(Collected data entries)
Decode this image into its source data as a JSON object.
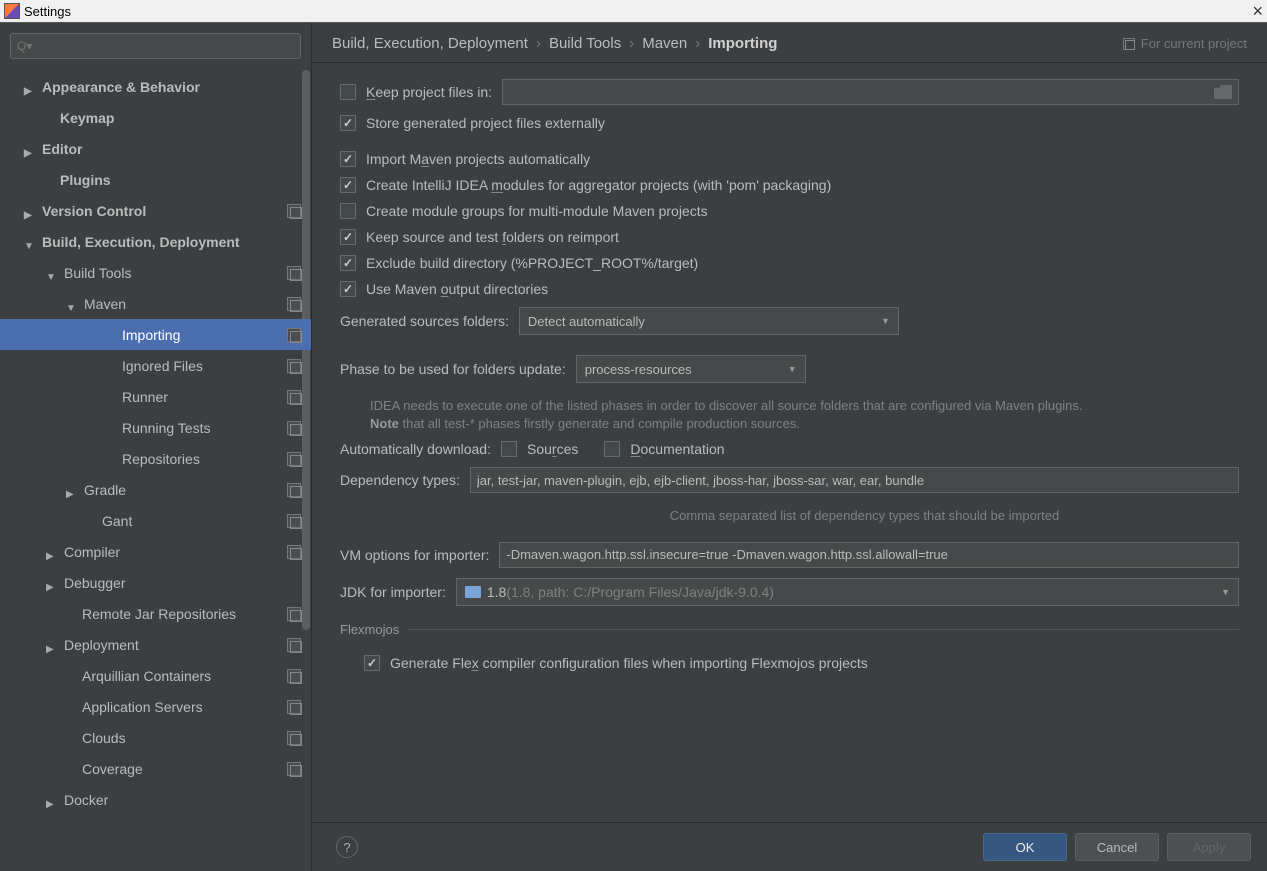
{
  "window": {
    "title": "Settings"
  },
  "search": {
    "placeholder": "Q▾"
  },
  "tree": {
    "items": [
      {
        "label": "Appearance & Behavior",
        "indent": 24,
        "arrow": "right",
        "bold": true
      },
      {
        "label": "Keymap",
        "indent": 42,
        "arrow": "none",
        "bold": true
      },
      {
        "label": "Editor",
        "indent": 24,
        "arrow": "right",
        "bold": true
      },
      {
        "label": "Plugins",
        "indent": 42,
        "arrow": "none",
        "bold": true
      },
      {
        "label": "Version Control",
        "indent": 24,
        "arrow": "right",
        "bold": true,
        "copy": true
      },
      {
        "label": "Build, Execution, Deployment",
        "indent": 24,
        "arrow": "down",
        "bold": true
      },
      {
        "label": "Build Tools",
        "indent": 46,
        "arrow": "down",
        "copy": true
      },
      {
        "label": "Maven",
        "indent": 66,
        "arrow": "down",
        "copy": true
      },
      {
        "label": "Importing",
        "indent": 104,
        "arrow": "none",
        "selected": true,
        "copy": true
      },
      {
        "label": "Ignored Files",
        "indent": 104,
        "arrow": "none",
        "copy": true
      },
      {
        "label": "Runner",
        "indent": 104,
        "arrow": "none",
        "copy": true
      },
      {
        "label": "Running Tests",
        "indent": 104,
        "arrow": "none",
        "copy": true
      },
      {
        "label": "Repositories",
        "indent": 104,
        "arrow": "none",
        "copy": true
      },
      {
        "label": "Gradle",
        "indent": 66,
        "arrow": "right",
        "copy": true
      },
      {
        "label": "Gant",
        "indent": 84,
        "arrow": "none",
        "copy": true
      },
      {
        "label": "Compiler",
        "indent": 46,
        "arrow": "right",
        "copy": true
      },
      {
        "label": "Debugger",
        "indent": 46,
        "arrow": "right"
      },
      {
        "label": "Remote Jar Repositories",
        "indent": 64,
        "arrow": "none",
        "copy": true
      },
      {
        "label": "Deployment",
        "indent": 46,
        "arrow": "right",
        "copy": true
      },
      {
        "label": "Arquillian Containers",
        "indent": 64,
        "arrow": "none",
        "copy": true
      },
      {
        "label": "Application Servers",
        "indent": 64,
        "arrow": "none",
        "copy": true
      },
      {
        "label": "Clouds",
        "indent": 64,
        "arrow": "none",
        "copy": true
      },
      {
        "label": "Coverage",
        "indent": 64,
        "arrow": "none",
        "copy": true
      },
      {
        "label": "Docker",
        "indent": 46,
        "arrow": "right"
      }
    ]
  },
  "breadcrumb": {
    "parts": [
      "Build, Execution, Deployment",
      "Build Tools",
      "Maven",
      "Importing"
    ],
    "scope": "For current project"
  },
  "form": {
    "keep_files_label": "Keep project files in:",
    "keep_files_checked": false,
    "keep_files_value": "",
    "store_externally": {
      "label": "Store generated project files externally",
      "checked": true
    },
    "import_auto": {
      "label": "Import Maven projects automatically",
      "checked": true
    },
    "create_modules": {
      "label": "Create IntelliJ IDEA modules for aggregator projects (with 'pom' packaging)",
      "checked": true
    },
    "create_module_groups": {
      "label": "Create module groups for multi-module Maven projects",
      "checked": false
    },
    "keep_folders": {
      "label": "Keep source and test folders on reimport",
      "checked": true
    },
    "exclude_build": {
      "label": "Exclude build directory (%PROJECT_ROOT%/target)",
      "checked": true
    },
    "use_output": {
      "label": "Use Maven output directories",
      "checked": true
    },
    "generated_label": "Generated sources folders:",
    "generated_value": "Detect automatically",
    "phase_label": "Phase to be used for folders update:",
    "phase_value": "process-resources",
    "phase_hint_a": "IDEA needs to execute one of the listed phases in order to discover all source folders that are configured via Maven plugins.",
    "phase_hint_b": "Note",
    "phase_hint_c": " that all test-* phases firstly generate and compile production sources.",
    "auto_dl_label": "Automatically download:",
    "sources": {
      "label": "Sources",
      "checked": false
    },
    "docs": {
      "label": "Documentation",
      "checked": false
    },
    "dep_types_label": "Dependency types:",
    "dep_types_value": "jar, test-jar, maven-plugin, ejb, ejb-client, jboss-har, jboss-sar, war, ear, bundle",
    "dep_types_hint": "Comma separated list of dependency types that should be imported",
    "vm_label": "VM options for importer:",
    "vm_value": "-Dmaven.wagon.http.ssl.insecure=true -Dmaven.wagon.http.ssl.allowall=true",
    "jdk_label": "JDK for importer:",
    "jdk_value": "1.8",
    "jdk_path": " (1.8, path: C:/Program Files/Java/jdk-9.0.4)",
    "flexmojos_title": "Flexmojos",
    "flexmojos": {
      "label": "Generate Flex compiler configuration files when importing Flexmojos projects",
      "checked": true
    }
  },
  "buttons": {
    "ok": "OK",
    "cancel": "Cancel",
    "apply": "Apply"
  }
}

# WHAT YOU WILL DO
Check every line of the records above for the string "Repositories" and say how many contain it, giving the number alone.

# WRITTEN SOLUTION
2